Document segment:
⁂

Invisible Children, a San Diego-based nonprofit, has called on school clubs nationwide to raise money to build schools in northern Uganda, where a civil war has raged for more than 20 years.

The club that raises the most for each Ugandan school will get to send a small group of students to help with construction. Newport Harbor, which is assigned to gather funds for Sacred Heart Secondary School, is in the lead with more than $17,000 — and it has two more fundraisers to go before the submission deadline on Wednesday.

"We're here, basically, at the top of the world" in America, senior Brian Siemonsma, 17, said. "We have so much money, and a lot of the time, we don't even look at the people who don't have anything."

Thanks to the Invisible Children Club, led by social studies teacher Keira Kirby, a lot more people are noticing. The club has held three screenings of the 2003 documentary "Invisible Children: Rough Cut," including a special one on campus for parents, and has hosted a benefit concert and other fundraisers.

When senior Brittany Deyan founded the club in February, it had about 12 members; since then, more than 100 students have joined.

The club has planned a dance for 8 tonight at St. Andrew's Church in Newport Beach, followed by a fundraising dinner Monday at the Beach Pit BBQ in Costa Mesa.

Sarah Shreves, the office manager for Invisible Children, said the efforts of Newport Harbor and other schools had far exceeded her expectations.

"The kids are definitely pushing through," she said. "It's insane to see how many have gotten involved."

⁂

Directions:
• a. From the article on the Invisible Children school fundraiser, reproduce the passage that begins at the words "The club that" and stops after the words "deadline on Wednesday.".
• b. Name every individual person mentioned in the article on the Invisible Children school fundraiser.

Source material:
⁂

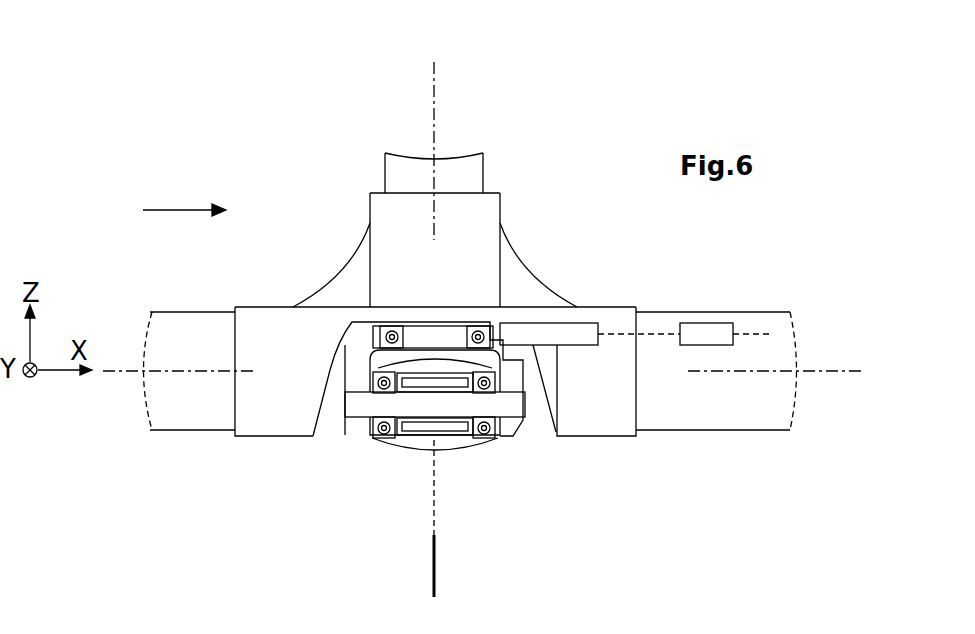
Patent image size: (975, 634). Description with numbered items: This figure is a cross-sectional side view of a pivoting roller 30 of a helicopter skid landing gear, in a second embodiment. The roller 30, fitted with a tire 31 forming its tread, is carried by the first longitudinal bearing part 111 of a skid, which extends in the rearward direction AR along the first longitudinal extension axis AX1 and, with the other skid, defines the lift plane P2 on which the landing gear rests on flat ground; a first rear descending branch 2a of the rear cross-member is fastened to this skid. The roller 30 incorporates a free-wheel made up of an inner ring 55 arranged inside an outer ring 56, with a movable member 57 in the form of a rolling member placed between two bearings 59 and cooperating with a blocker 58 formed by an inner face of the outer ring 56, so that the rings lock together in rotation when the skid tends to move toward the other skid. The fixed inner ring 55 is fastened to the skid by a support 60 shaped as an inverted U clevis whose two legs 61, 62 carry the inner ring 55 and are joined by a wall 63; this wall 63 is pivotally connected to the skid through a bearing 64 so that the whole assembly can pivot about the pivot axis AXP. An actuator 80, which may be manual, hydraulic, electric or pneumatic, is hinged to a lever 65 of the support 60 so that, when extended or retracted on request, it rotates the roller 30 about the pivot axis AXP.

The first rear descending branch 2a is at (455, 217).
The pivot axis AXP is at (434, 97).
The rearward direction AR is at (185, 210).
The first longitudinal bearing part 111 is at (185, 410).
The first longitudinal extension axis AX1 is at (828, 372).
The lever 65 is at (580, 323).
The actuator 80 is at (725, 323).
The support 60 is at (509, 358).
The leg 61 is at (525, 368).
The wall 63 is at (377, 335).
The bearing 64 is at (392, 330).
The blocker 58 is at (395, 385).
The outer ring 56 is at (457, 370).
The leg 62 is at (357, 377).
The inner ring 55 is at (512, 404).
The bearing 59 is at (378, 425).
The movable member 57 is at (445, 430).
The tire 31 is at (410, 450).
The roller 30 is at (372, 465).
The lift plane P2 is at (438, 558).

⁂

Outputs by task:
• a.
The club that raises the most for each Ugandan school will get to send a small group of students to help with construction. Newport Harbor, which is assigned to gather funds for Sacred Heart Secondary School, is in the lead with more than $17,000 — and it has two more fundraisers to go before the submission deadline on Wednesday.

• b.
Brian Siemonsma
Keira Kirby
Brittany Deyan
Sarah Shreves